Task description. Restate the records below word for word, and omit the images they hold.

Available data.
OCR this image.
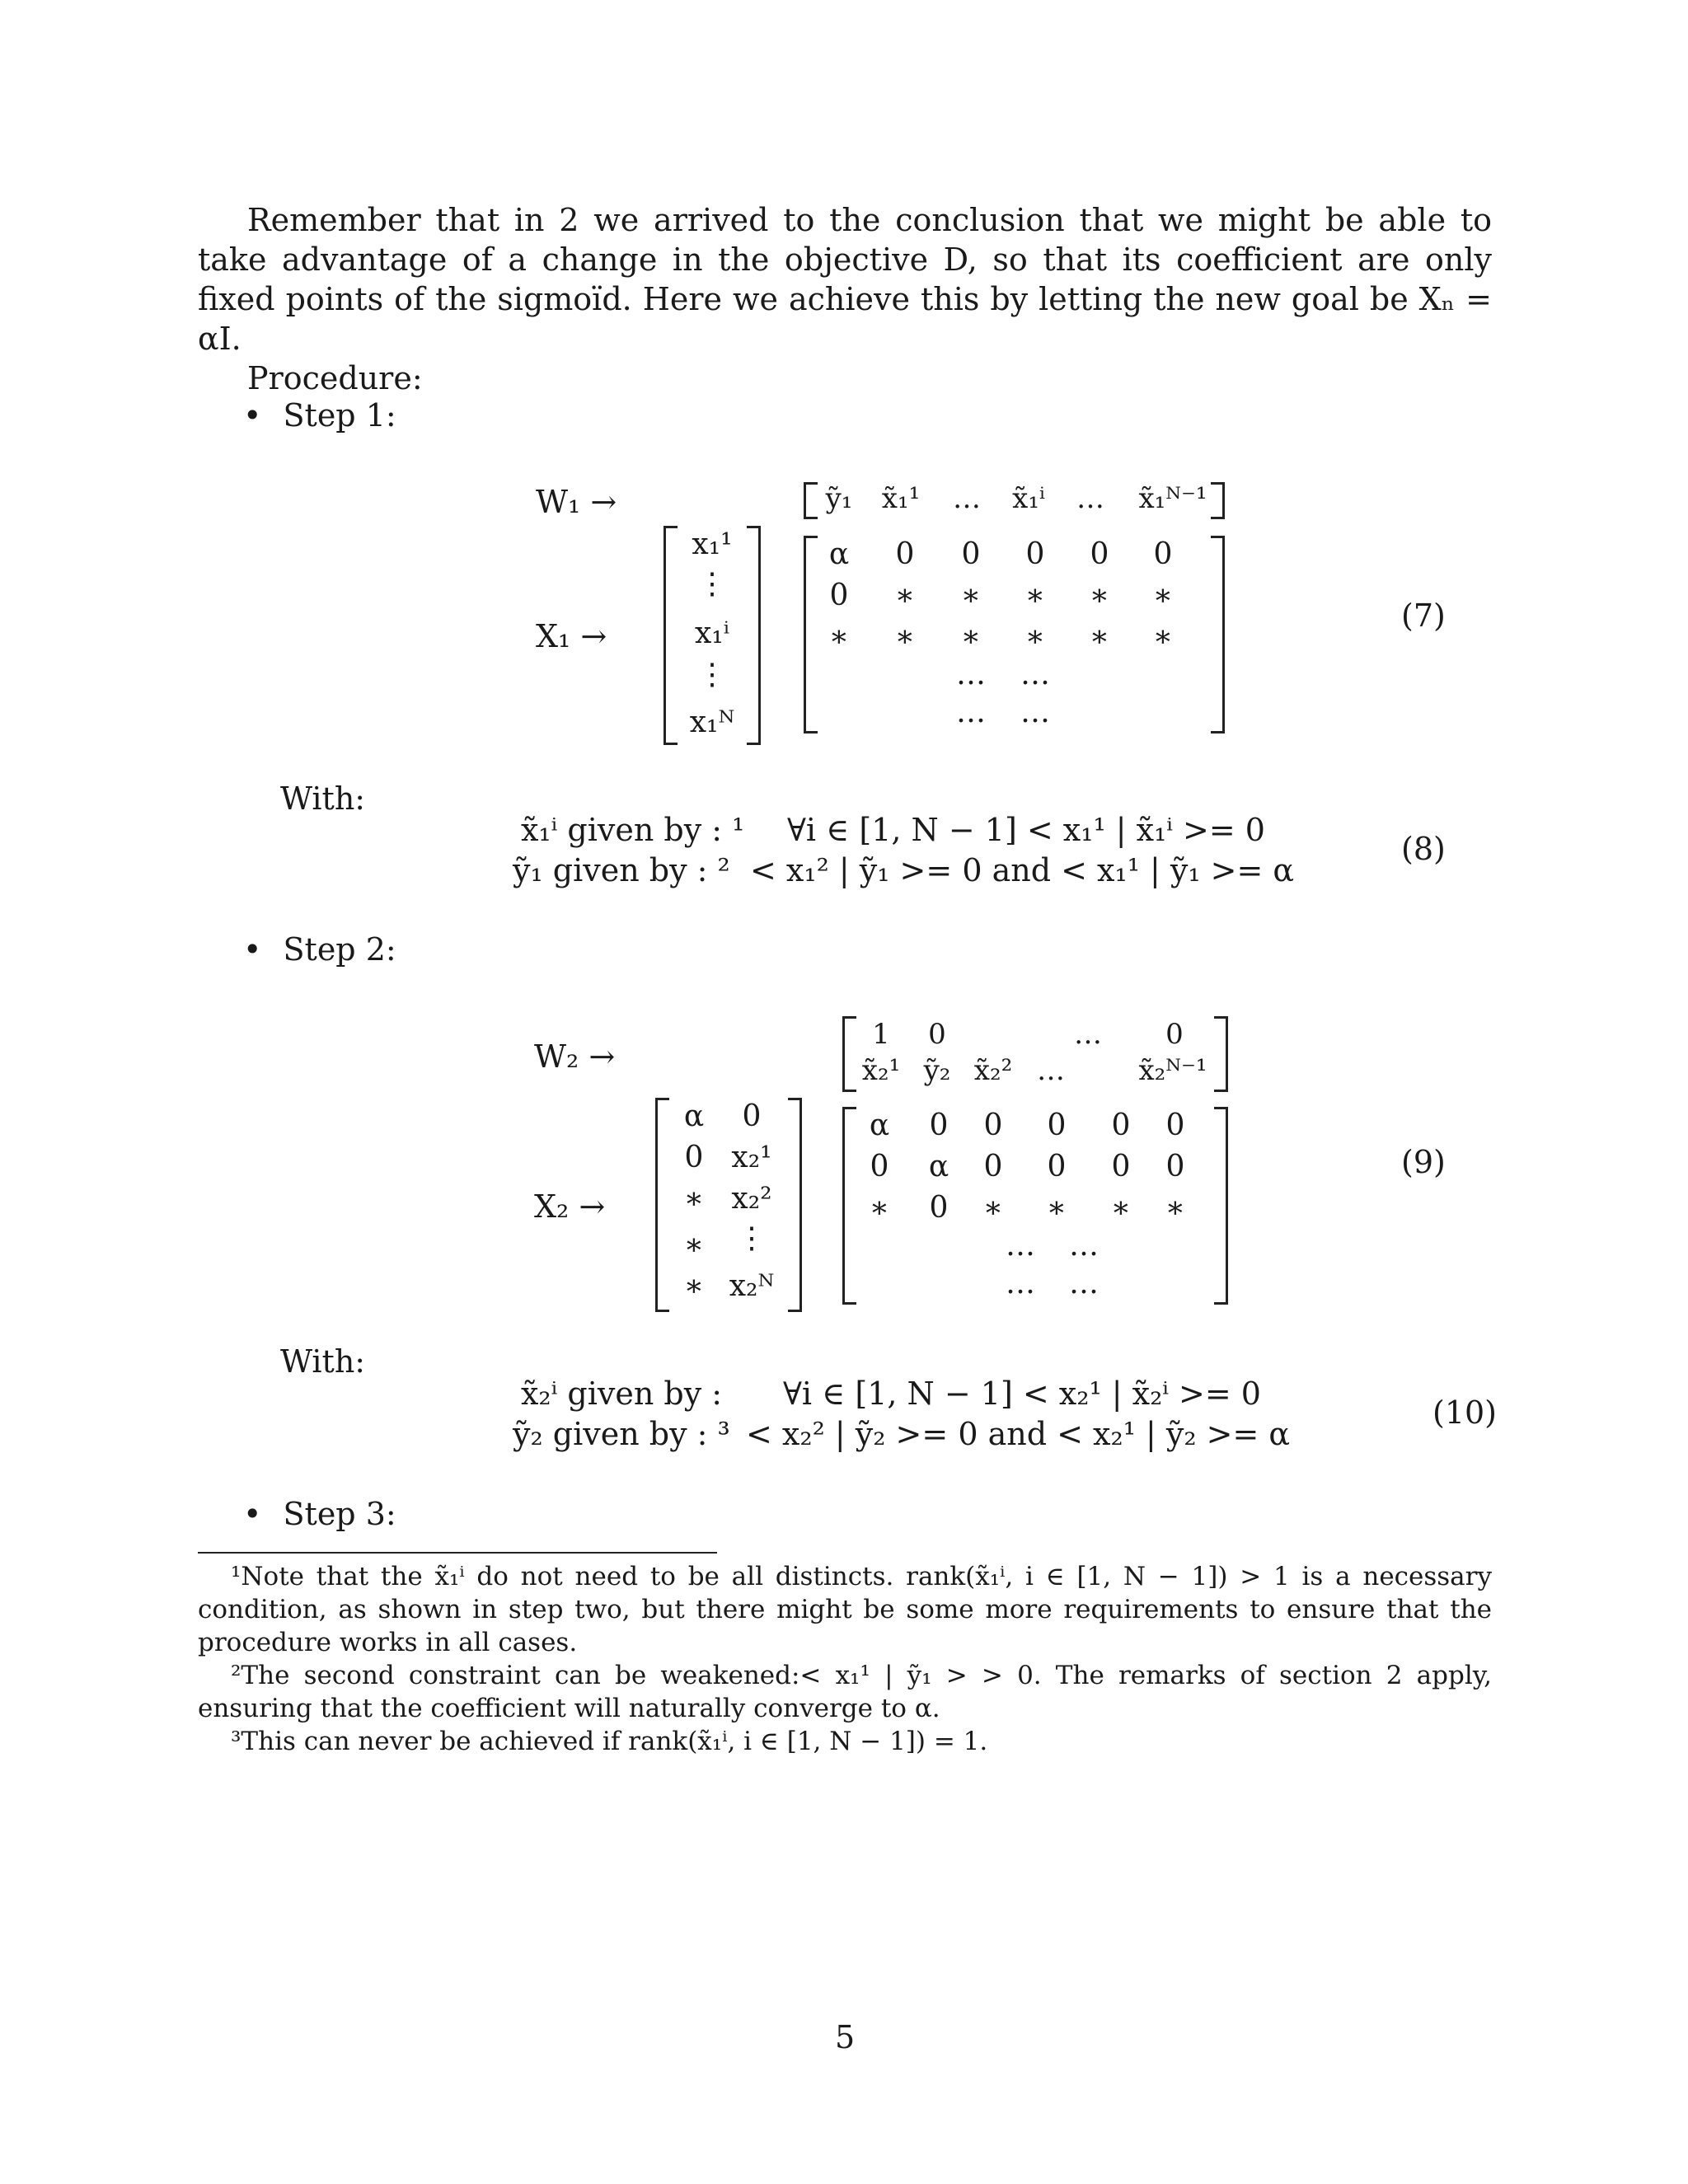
Remember that in 2 we arrived to the conclusion that we might be able to take advantage of a change in the objective D, so that its coefficient are only fixed points of the sigmoïd. Here we achieve this by letting the new goal be Xₙ = αI.

Procedure:

• Step 1:
W₁ →
X₁ →
ỹ₁	x̃₁¹	…	x̃₁ⁱ	…	x̃₁ᴺ⁻¹
x₁¹
⋮
x₁ⁱ
⋮
x₁ᴺ
α	0	0	0	0	0
0	∗	∗	∗	∗	∗
∗	∗	∗	∗	∗	∗
…	…
…	…
(7)
With:
x̃₁ⁱ given by : ¹ ∀i ∈ [1, N − 1] < x₁¹ | x̃₁ⁱ >= 0
ỹ₁ given by : ² < x₁² | ỹ₁ >= 0 and < x₁¹ | ỹ₁ >= α
(8)
• Step 2:
W₂ →
X₂ →
1	0	…	0
x̃₂¹ ỹ₂ x̃₂² …	x̃₂ᴺ⁻¹
α	0
0 x₂¹
∗ x₂²
∗	⋮
∗ x₂ᴺ
α	0	0	0	0	0
0	α	0	0	0	0
∗	0	∗	∗	∗	∗
…	…
…	…
(9)
With:
x̃₂ⁱ given by : ∀i ∈ [1, N − 1] < x₂¹ | x̃₂ⁱ >= 0
ỹ₂ given by : ³ < x₂² | ỹ₂ >= 0 and < x₂¹ | ỹ₂ >= α
(10)
• Step 3:

¹Note that the x̃₁ⁱ do not need to be all distincts. rank(x̃₁ⁱ, i ∈ [1, N − 1]) > 1 is a necessary condition, as shown in step two, but there might be some more requirements to ensure that the procedure works in all cases.

²The second constraint can be weakened:< x₁¹ | ỹ₁ > > 0. The remarks of section 2 apply, ensuring that the coefficient will naturally converge to α.

³This can never be achieved if rank(x̃₁ⁱ, i ∈ [1, N − 1]) = 1.

5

Solved exercise.
OCR this image.
Remember that in 2 we arrived to the conclusion that we might be able to take advantage of a change in the objective D, so that its coefficient are only fixed points of the sigmoïd. Here we achieve this by letting the new goal be Xₙ = αI.

Procedure:

• Step 1:
W₁ →
X₁ →
ỹ₁	x̃₁¹	…	x̃₁ⁱ	…	x̃₁ᴺ⁻¹
x₁¹
⋮
x₁ⁱ
⋮
x₁ᴺ
α	0	0	0	0	0
0	∗	∗	∗	∗	∗
∗	∗	∗	∗	∗	∗
…	…
…	…
(7)
With:
x̃₁ⁱ given by : ¹ ∀i ∈ [1, N − 1] < x₁¹ | x̃₁ⁱ >= 0
ỹ₁ given by : ² < x₁² | ỹ₁ >= 0 and < x₁¹ | ỹ₁ >= α
(8)
• Step 2:
W₂ →
X₂ →
1	0	…	0
x̃₂¹ ỹ₂ x̃₂² …	x̃₂ᴺ⁻¹
α	0
0 x₂¹
∗ x₂²
∗	⋮
∗ x₂ᴺ
α	0	0	0	0	0
0	α	0	0	0	0
∗	0	∗	∗	∗	∗
…	…
…	…
(9)
With:
x̃₂ⁱ given by : ∀i ∈ [1, N − 1] < x₂¹ | x̃₂ⁱ >= 0
ỹ₂ given by : ³ < x₂² | ỹ₂ >= 0 and < x₂¹ | ỹ₂ >= α
(10)
• Step 3:

¹Note that the x̃₁ⁱ do not need to be all distincts. rank(x̃₁ⁱ, i ∈ [1, N − 1]) > 1 is a necessary condition, as shown in step two, but there might be some more requirements to ensure that the procedure works in all cases.

²The second constraint can be weakened:< x₁¹ | ỹ₁ > > 0. The remarks of section 2 apply, ensuring that the coefficient will naturally converge to α.

³This can never be achieved if rank(x̃₁ⁱ, i ∈ [1, N − 1]) = 1.

5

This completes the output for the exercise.